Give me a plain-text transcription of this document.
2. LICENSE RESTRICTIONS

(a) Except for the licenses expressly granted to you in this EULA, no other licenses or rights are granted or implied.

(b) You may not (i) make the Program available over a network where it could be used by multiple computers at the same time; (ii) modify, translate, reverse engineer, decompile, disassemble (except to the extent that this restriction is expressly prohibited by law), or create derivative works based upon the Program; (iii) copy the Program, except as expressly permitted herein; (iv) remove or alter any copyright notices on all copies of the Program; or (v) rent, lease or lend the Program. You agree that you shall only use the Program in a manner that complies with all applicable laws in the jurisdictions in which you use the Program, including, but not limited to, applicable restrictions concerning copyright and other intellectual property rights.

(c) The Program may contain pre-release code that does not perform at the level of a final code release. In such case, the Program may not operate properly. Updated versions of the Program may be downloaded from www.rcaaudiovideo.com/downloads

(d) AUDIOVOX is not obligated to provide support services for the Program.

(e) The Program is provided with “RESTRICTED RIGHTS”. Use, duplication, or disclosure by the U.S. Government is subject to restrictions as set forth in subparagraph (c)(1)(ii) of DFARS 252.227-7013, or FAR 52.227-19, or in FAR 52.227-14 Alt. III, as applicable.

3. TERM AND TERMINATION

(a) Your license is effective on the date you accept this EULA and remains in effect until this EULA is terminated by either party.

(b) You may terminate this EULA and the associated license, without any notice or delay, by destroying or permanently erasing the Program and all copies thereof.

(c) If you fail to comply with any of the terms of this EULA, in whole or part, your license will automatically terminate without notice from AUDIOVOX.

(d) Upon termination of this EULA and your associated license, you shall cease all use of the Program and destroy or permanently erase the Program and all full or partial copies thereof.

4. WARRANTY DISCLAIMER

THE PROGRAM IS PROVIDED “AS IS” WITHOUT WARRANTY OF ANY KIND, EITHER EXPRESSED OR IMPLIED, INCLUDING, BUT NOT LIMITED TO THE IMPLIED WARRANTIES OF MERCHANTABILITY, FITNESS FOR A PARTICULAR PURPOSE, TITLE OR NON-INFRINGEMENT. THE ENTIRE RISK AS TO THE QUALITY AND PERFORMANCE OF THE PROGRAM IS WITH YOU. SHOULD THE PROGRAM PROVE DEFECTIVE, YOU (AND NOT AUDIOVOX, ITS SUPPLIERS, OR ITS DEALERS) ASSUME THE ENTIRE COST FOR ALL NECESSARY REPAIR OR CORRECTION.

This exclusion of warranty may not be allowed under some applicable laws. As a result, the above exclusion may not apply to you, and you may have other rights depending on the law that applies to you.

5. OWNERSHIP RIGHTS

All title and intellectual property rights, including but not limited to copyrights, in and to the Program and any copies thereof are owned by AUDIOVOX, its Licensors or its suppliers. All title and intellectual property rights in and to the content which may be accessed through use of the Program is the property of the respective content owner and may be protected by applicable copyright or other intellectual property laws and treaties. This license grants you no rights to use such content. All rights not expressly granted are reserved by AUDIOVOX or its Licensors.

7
____
▸ **WORK TO BE COMPLETED**:
Your task is to quote all of the data word for word.

▸ **FINISHED TASK**:
Give me a plain-text transcription of this document.
2. LICENSE RESTRICTIONS

(a) Except for the licenses expressly granted to you in this EULA, no other licenses or rights are granted or implied.

(b) You may not (i) make the Program available over a network where it could be used by multiple computers at the same time; (ii) modify, translate, reverse engineer, decompile, disassemble (except to the extent that this restriction is expressly prohibited by law), or create derivative works based upon the Program; (iii) copy the Program, except as expressly permitted herein; (iv) remove or alter any copyright notices on all copies of the Program; or (v) rent, lease or lend the Program. You agree that you shall only use the Program in a manner that complies with all applicable laws in the jurisdictions in which you use the Program, including, but not limited to, applicable restrictions concerning copyright and other intellectual property rights.

(c) The Program may contain pre-release code that does not perform at the level of a final code release. In such case, the Program may not operate properly. Updated versions of the Program may be downloaded from www.rcaaudiovideo.com/downloads

(d) AUDIOVOX is not obligated to provide support services for the Program.

(e) The Program is provided with “RESTRICTED RIGHTS”. Use, duplication, or disclosure by the U.S. Government is subject to restrictions as set forth in subparagraph (c)(1)(ii) of DFARS 252.227-7013, or FAR 52.227-19, or in FAR 52.227-14 Alt. III, as applicable.

3. TERM AND TERMINATION

(a) Your license is effective on the date you accept this EULA and remains in effect until this EULA is terminated by either party.

(b) You may terminate this EULA and the associated license, without any notice or delay, by destroying or permanently erasing the Program and all copies thereof.

(c) If you fail to comply with any of the terms of this EULA, in whole or part, your license will automatically terminate without notice from AUDIOVOX.

(d) Upon termination of this EULA and your associated license, you shall cease all use of the Program and destroy or permanently erase the Program and all full or partial copies thereof.

4. WARRANTY DISCLAIMER

THE PROGRAM IS PROVIDED “AS IS” WITHOUT WARRANTY OF ANY KIND, EITHER EXPRESSED OR IMPLIED, INCLUDING, BUT NOT LIMITED TO THE IMPLIED WARRANTIES OF MERCHANTABILITY, FITNESS FOR A PARTICULAR PURPOSE, TITLE OR NON-INFRINGEMENT. THE ENTIRE RISK AS TO THE QUALITY AND PERFORMANCE OF THE PROGRAM IS WITH YOU. SHOULD THE PROGRAM PROVE DEFECTIVE, YOU (AND NOT AUDIOVOX, ITS SUPPLIERS, OR ITS DEALERS) ASSUME THE ENTIRE COST FOR ALL NECESSARY REPAIR OR CORRECTION.

This exclusion of warranty may not be allowed under some applicable laws. As a result, the above exclusion may not apply to you, and you may have other rights depending on the law that applies to you.

5. OWNERSHIP RIGHTS

All title and intellectual property rights, including but not limited to copyrights, in and to the Program and any copies thereof are owned by AUDIOVOX, its Licensors or its suppliers. All title and intellectual property rights in and to the content which may be accessed through use of the Program is the property of the respective content owner and may be protected by applicable copyright or other intellectual property laws and treaties. This license grants you no rights to use such content. All rights not expressly granted are reserved by AUDIOVOX or its Licensors.

7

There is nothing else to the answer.